**AIM OF THE TASK**
Give the number of lines in this listing that contain "Ducros", with no other words.

**SUPPLIED ENTRIES**
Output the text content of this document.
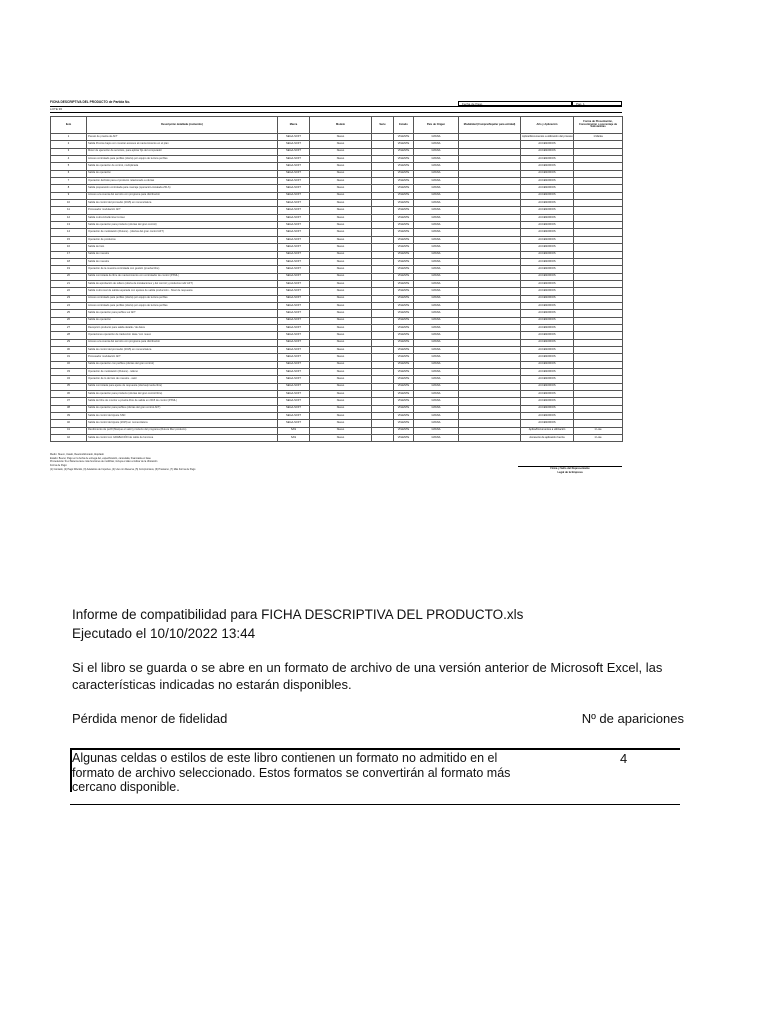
FICHA DESCRIPTIVA DEL PRODUCTO de Partida No.
LOTE 36
Fecha de Pago	Pag. 1
Item	Descripción detallada (contenido)	Marca	Modelo	Serie	Estado	País de Origen	Modalidad (Compra/Alquiler para entidad)	Año y Aplicación	Forma de Presentación, Concentración o porcentaje de Substancias
1	Puesto de prueba de AFT	SEGA-SOFT	Nuevo		VIGENTE	GPANA		Aplica/Documentos a utilización del proceso	1 Marka
2	Salida Precios bajos con mostrar accesos al mantenimiento en el plan	SEGA-SOFT	Nuevo		VIGENTE	GPANA		ACCESORIOS	
3	Motor de ejecución de servicios, para aplicar fijo del computador	SEGA-SOFT	Nuevo		VIGENTE	GPANA		ACCESORIOS	
4	Acceso controlado para perfiles (oferta) por equipo de lectura perfiles	SEGA-SOFT	Nuevo		VIGENTE	GPANA		ACCESORIOS	
5	Salida de operación de control, multiplicada	SEGA-SOFT	Nuevo		VIGENTE	GPANA		ACCESORIOS	
6	Salida de operación	SEGA-SOFT	Nuevo		VIGENTE	GPANA		ACCESORIOS	
7	Operación definido para el producto relacionado a ofertas	SEGA-SOFT	Nuevo		VIGENTE	GPANA		ACCESORIOS	
8	Salida preparación controlada para marcaje (operación-instalada ZFLS)	SEGA-SOFT	Nuevo		VIGENTE	GPANA		ACCESORIOS	
9	Acceso a la cuenta del servicio con programa para distribución	SEGA-SOFT	Nuevo		VIGENTE	GPANA		ACCESORIOS	
10	Salida de control del promedio (2015) en nomenclatura	SEGA-SOFT	Nuevo		VIGENTE	GPANA		ACCESORIOS	
11	Procesador modulación AFT	SEGA-SOFT	Nuevo		VIGENTE	GPANA		ACCESORIOS	
12	Salida multi-ciclo/lámina Conteo	SEGA-SOFT	Nuevo		VIGENTE	GPANA		ACCESORIOS	
13	Salida de operación para producto (ofertas del gran control)	SEGA-SOFT	Nuevo		VIGENTE	GPANA		ACCESORIOS	
14	Operación de modulación (Rutura) - (ofertas del gran control AFT)	SEGA-SOFT	Nuevo		VIGENTE	GPANA		ACCESORIOS	
15	Operación de productos	SEGA-SOFT	Nuevo		VIGENTE	GPANA		ACCESORIOS	
16	Salida de listo	SEGA-SOFT	Nuevo		VIGENTE	GPANA		ACCESORIOS	
17	Salida de muestra	SEGA-SOFT	Nuevo		VIGENTE	GPANA		ACCESORIOS	
18	Salida de muestra	SEGA-SOFT	Nuevo		VIGENTE	GPANA		ACCESORIOS	
19	Operación de la muestra controlada con gestión (prueba libre)	SEGA-SOFT	Nuevo		VIGENTE	GPANA		ACCESORIOS	
20	Salida controlada de libre de mantenimiento con controlador de control (PXML)	SEGA-SOFT	Nuevo		VIGENTE	GPANA		ACCESORIOS	
21	Salida de aprobación de relleno (oferta de instalaciones y del control y productos indir AFT)	SEGA-SOFT	Nuevo		VIGENTE	GPANA		ACCESORIOS	
22	Salida multi-nivel de salida separada con ajustes de salida producción - Nivel de respuesta	SEGA-SOFT	Nuevo		VIGENTE	GPANA		ACCESORIOS	
23	Acceso controlado para perfiles (oferta) por equipo de lectura perfiles	SEGA-SOFT	Nuevo		VIGENTE	GPANA		ACCESORIOS	
24	Acceso controlado para perfiles (oferta) por equipo de lectura perfiles	SEGA-SOFT	Nuevo		VIGENTE	GPANA		ACCESORIOS	
25	Salida de operación para perfiles sur AFT	SEGA-SOFT	Nuevo		VIGENTE	GPANA		ACCESORIOS	
26	Salida de operación	SEGA-SOFT	Nuevo		VIGENTE	GPANA		ACCESORIOS	
27	Recepción producto para salida detalle / de datos	SEGA-SOFT	Nuevo		VIGENTE	GPANA		ACCESORIOS	
28	Operaciones operación de traducción data / con nuevo	SEGA-SOFT	Nuevo		VIGENTE	GPANA		ACCESORIOS	
29	Acceso a la cuenta del servicio con programa para distribución	SEGA-SOFT	Nuevo		VIGENTE	GPANA		ACCESORIOS	
30	Salida de control del promedio (2015) en nomenclatura	SEGA-SOFT	Nuevo		VIGENTE	GPANA		ACCESORIOS	
31	Procesador modulación AFT	SEGA-SOFT	Nuevo		VIGENTE	GPANA		ACCESORIOS	
32	Salida de operación con perfiles (ofertas del gran control)	SEGA-SOFT	Nuevo		VIGENTE	GPANA		ACCESORIOS	
33	Operación de modulación (Rutura) - relleno	SEGA-SOFT	Nuevo		VIGENTE	GPANA		ACCESORIOS	
34	Operación de lo de listo de muestra - valor	SEGA-SOFT	Nuevo		VIGENTE	GPANA		ACCESORIOS	
35	Salida controlada para ajuste de respuesta (ofertas/prueba libre)	SEGA-SOFT	Nuevo		VIGENTE	GPANA		ACCESORIOS	
36	Salida de operación para producto (ofertas del gran control libre)	SEGA-SOFT	Nuevo		VIGENTE	GPANA		ACCESORIOS	
37	Salida de libre de monitor a prueba libre de salida en 2015 de control (PXML)	SEGA-SOFT	Nuevo		VIGENTE	GPANA		ACCESORIOS	
38	Salida de operación para perfiles (ofertas del gran control AFT)	SEGA-SOFT	Nuevo		VIGENTE	GPANA		ACCESORIOS	
39	Salida de control del Ajuste SSD	SEGA-SOFT	Nuevo		VIGENTE	GPANA		ACCESORIOS	
40	Salida de control del Ajuste (2015) en nomenclatura	SEGA-SOFT	Nuevo		VIGENTE	GPANA		ACCESORIOS	
41	Rendimiento de perfil (Marque el valor) producto del programa (Rutura filter producto)	SAS	Nuevo		VIGENTE	GPANA		Aplica/Documentos a utilización	1 Lote
42	Salida de control con GRABACIÓN de cable de funciona	SAS	Nuevo		VIGENTE	GPANA		Accesorio de aplicación fuerza	1 Lote
Medio: Nuevo, Usado, Reacondicionado, Alquilado
Estado: Bueno; Pago en la fecha de entrega del, especificación, cancelada, financiada en base
Procedencia: Si el Sistema tiene más funciones de modificar, incluya el dato a indicar de la Ubicación
Forma de Pago:
(1) Contado, (2) Pago Diferido, (3) Adelantos de Importes, (4) Uso con Reserva, (5) Compromisos, (6) Préstamo, (7) Más Forma de Pago	Firma y Sello del Representante
Legal de la Empresa
Informe de compatibilidad para FICHA DESCRIPTIVA DEL PRODUCTO.xls
Ejecutado el 10/10/2022 13:44
Si el libro se guarda o se abre en un formato de archivo de una versión anterior de Microsoft Excel, las características indicadas no estarán disponibles.
Pérdida menor de fidelidad	Nº de apariciones
Algunas celdas o estilos de este libro contienen un formato no admitido en el formato de archivo seleccionado. Estos formatos se convertirán al formato más cercano disponible.
4
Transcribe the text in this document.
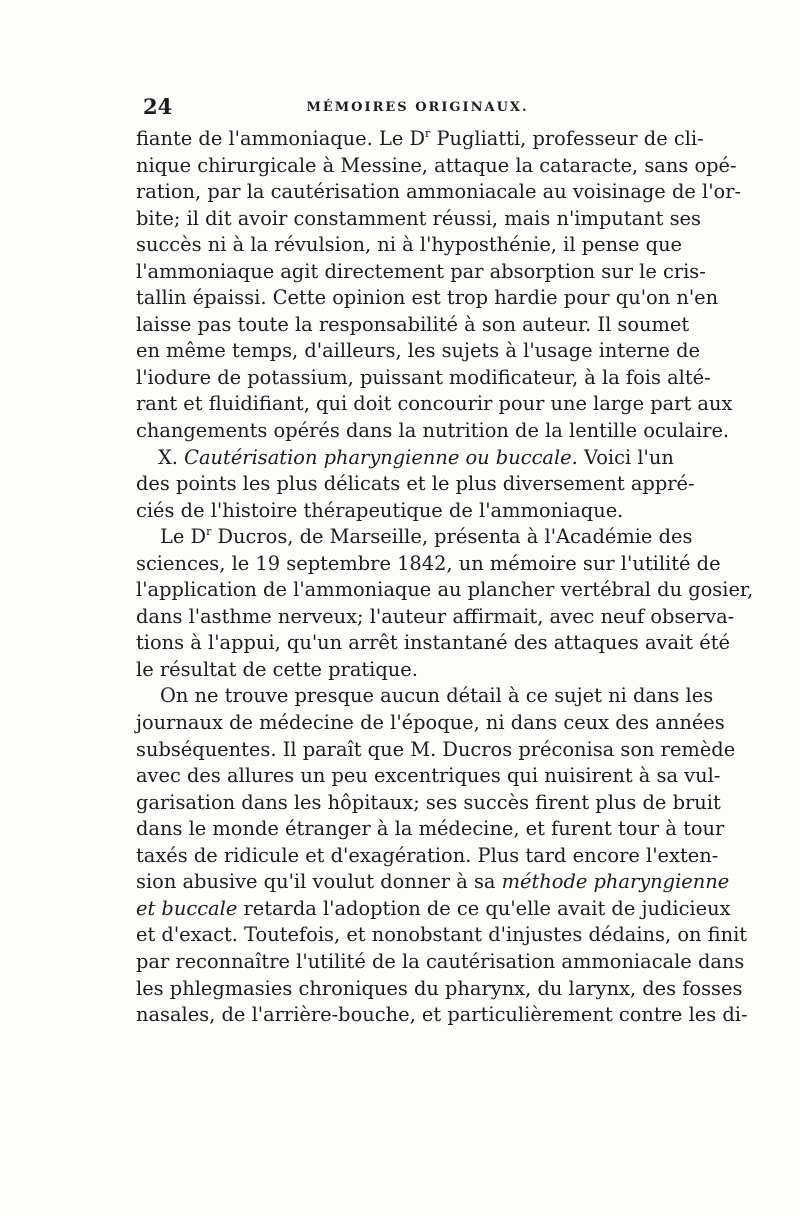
24	MÉMOIRES ORIGINAUX.
fiante de l'ammoniaque. Le $D^r$ Pugliatti, professeur de cli-
nique chirurgicale à Messine, attaque la cataracte, sans opé-
ration, par la cautérisation ammoniacale au voisinage de l'or-
bite; il dit avoir constamment réussi, mais n'imputant ses
succès ni à la révulsion, ni à l'hyposthénie, il pense que
l'ammoniaque agit directement par absorption sur le cris-
tallin épaissi. Cette opinion est trop hardie pour qu'on n'en
laisse pas toute la responsabilité à son auteur. Il soumet
en même temps, d'ailleurs, les sujets à l'usage interne de
l'iodure de potassium, puissant modificateur, à la fois alté-
rant et fluidifiant, qui doit concourir pour une large part aux
changements opérés dans la nutrition de la lentille oculaire.
X. Cautérisation pharyngienne ou buccale. Voici l'un
des points les plus délicats et le plus diversement appré-
ciés de l'histoire thérapeutique de l'ammoniaque.
Le $D^r$ Ducros, de Marseille, présenta à l'Académie des
sciences, le 19 septembre 1842, un mémoire sur l'utilité de
l'application de l'ammoniaque au plancher vertébral du gosier,
dans l'asthme nerveux; l'auteur affirmait, avec neuf observa-
tions à l'appui, qu'un arrêt instantané des attaques avait été
le résultat de cette pratique.
On ne trouve presque aucun détail à ce sujet ni dans les
journaux de médecine de l'époque, ni dans ceux des années
subséquentes. Il paraît que M. Ducros préconisa son remède
avec des allures un peu excentriques qui nuisirent à sa vul-
garisation dans les hôpitaux; ses succès firent plus de bruit
dans le monde étranger à la médecine, et furent tour à tour
taxés de ridicule et d'exagération. Plus tard encore l'exten-
sion abusive qu'il voulut donner à sa méthode pharyngienne
et buccale retarda l'adoption de ce qu'elle avait de judicieux
et d'exact. Toutefois, et nonobstant d'injustes dédains, on finit
par reconnaître l'utilité de la cautérisation ammoniacale dans
les phlegmasies chroniques du pharynx, du larynx, des fosses
nasales, de l'arrière-bouche, et particulièrement contre les di-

**THE COMPLETED TASK**
2